* OBJECTIVE *
Return the records exactly as they are.

* SUPPLIED MATERIAL *
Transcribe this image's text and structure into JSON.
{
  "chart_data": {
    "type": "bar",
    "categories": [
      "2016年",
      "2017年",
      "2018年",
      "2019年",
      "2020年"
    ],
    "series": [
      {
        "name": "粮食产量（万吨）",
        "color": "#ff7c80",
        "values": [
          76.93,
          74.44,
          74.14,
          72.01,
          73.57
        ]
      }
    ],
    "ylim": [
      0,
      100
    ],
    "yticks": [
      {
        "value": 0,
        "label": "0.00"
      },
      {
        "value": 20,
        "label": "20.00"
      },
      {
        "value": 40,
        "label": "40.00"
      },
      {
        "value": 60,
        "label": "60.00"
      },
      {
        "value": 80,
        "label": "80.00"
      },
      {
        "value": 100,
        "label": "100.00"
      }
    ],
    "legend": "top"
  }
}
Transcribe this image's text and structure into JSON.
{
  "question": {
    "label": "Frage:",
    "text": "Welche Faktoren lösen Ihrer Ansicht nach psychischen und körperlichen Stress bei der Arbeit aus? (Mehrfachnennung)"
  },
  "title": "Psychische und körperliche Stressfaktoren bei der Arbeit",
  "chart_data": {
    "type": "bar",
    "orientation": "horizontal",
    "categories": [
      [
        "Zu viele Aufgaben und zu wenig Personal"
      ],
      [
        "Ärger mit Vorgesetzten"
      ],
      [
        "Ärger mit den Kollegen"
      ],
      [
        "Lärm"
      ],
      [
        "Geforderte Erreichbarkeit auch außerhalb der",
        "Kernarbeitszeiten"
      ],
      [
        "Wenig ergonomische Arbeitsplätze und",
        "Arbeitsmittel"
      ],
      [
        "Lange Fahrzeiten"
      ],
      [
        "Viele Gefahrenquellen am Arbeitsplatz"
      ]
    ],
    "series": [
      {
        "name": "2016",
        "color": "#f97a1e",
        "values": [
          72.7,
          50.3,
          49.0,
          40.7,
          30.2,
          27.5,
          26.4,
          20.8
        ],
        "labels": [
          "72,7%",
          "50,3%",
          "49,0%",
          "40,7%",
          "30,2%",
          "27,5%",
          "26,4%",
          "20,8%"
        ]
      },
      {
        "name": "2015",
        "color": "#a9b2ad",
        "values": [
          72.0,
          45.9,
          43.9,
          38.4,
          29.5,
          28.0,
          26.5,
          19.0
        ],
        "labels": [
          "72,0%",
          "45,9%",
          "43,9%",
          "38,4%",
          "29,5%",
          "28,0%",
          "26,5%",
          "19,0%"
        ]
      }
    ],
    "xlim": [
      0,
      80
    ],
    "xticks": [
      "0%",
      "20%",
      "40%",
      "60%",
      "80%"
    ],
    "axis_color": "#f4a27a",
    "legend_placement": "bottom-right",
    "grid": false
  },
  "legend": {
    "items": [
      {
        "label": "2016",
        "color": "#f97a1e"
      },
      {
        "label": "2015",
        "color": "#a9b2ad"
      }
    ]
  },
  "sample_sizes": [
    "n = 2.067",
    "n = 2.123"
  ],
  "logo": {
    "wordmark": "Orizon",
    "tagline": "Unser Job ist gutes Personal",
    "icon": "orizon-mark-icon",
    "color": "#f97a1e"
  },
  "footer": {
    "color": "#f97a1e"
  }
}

* CORRECT RESPONSE *
Transcribe this image's text and structure into JSON.
{
  "chart_data": {
    "type": "bar",
    "categories": [
      "2016年",
      "2017年",
      "2018年",
      "2019年",
      "2020年"
    ],
    "series": [
      {
        "name": "粮食产量（万吨）",
        "color": "#ff7c80",
        "values": [
          76.93,
          74.44,
          74.14,
          72.01,
          73.57
        ]
      }
    ],
    "ylim": [
      0,
      100
    ],
    "yticks": [
      {
        "value": 0,
        "label": "0.00"
      },
      {
        "value": 20,
        "label": "20.00"
      },
      {
        "value": 40,
        "label": "40.00"
      },
      {
        "value": 60,
        "label": "60.00"
      },
      {
        "value": 80,
        "label": "80.00"
      },
      {
        "value": 100,
        "label": "100.00"
      }
    ],
    "legend": "top"
  }
}
Transcribe this image's text and structure into JSON.
{
  "question": {
    "label": "Frage:",
    "text": "Welche Faktoren lösen Ihrer Ansicht nach psychischen und körperlichen Stress bei der Arbeit aus? (Mehrfachnennung)"
  },
  "title": "Psychische und körperliche Stressfaktoren bei der Arbeit",
  "chart_data": {
    "type": "bar",
    "orientation": "horizontal",
    "categories": [
      [
        "Zu viele Aufgaben und zu wenig Personal"
      ],
      [
        "Ärger mit Vorgesetzten"
      ],
      [
        "Ärger mit den Kollegen"
      ],
      [
        "Lärm"
      ],
      [
        "Geforderte Erreichbarkeit auch außerhalb der",
        "Kernarbeitszeiten"
      ],
      [
        "Wenig ergonomische Arbeitsplätze und",
        "Arbeitsmittel"
      ],
      [
        "Lange Fahrzeiten"
      ],
      [
        "Viele Gefahrenquellen am Arbeitsplatz"
      ]
    ],
    "series": [
      {
        "name": "2016",
        "color": "#f97a1e",
        "values": [
          72.7,
          50.3,
          49.0,
          40.7,
          30.2,
          27.5,
          26.4,
          20.8
        ],
        "labels": [
          "72,7%",
          "50,3%",
          "49,0%",
          "40,7%",
          "30,2%",
          "27,5%",
          "26,4%",
          "20,8%"
        ]
      },
      {
        "name": "2015",
        "color": "#a9b2ad",
        "values": [
          72.0,
          45.9,
          43.9,
          38.4,
          29.5,
          28.0,
          26.5,
          19.0
        ],
        "labels": [
          "72,0%",
          "45,9%",
          "43,9%",
          "38,4%",
          "29,5%",
          "28,0%",
          "26,5%",
          "19,0%"
        ]
      }
    ],
    "xlim": [
      0,
      80
    ],
    "xticks": [
      "0%",
      "20%",
      "40%",
      "60%",
      "80%"
    ],
    "axis_color": "#f4a27a",
    "legend_placement": "bottom-right",
    "grid": false
  },
  "legend": {
    "items": [
      {
        "label": "2016",
        "color": "#f97a1e"
      },
      {
        "label": "2015",
        "color": "#a9b2ad"
      }
    ]
  },
  "sample_sizes": [
    "n = 2.067",
    "n = 2.123"
  ],
  "logo": {
    "wordmark": "Orizon",
    "tagline": "Unser Job ist gutes Personal",
    "icon": "orizon-mark-icon",
    "color": "#f97a1e"
  },
  "footer": {
    "color": "#f97a1e"
  }
}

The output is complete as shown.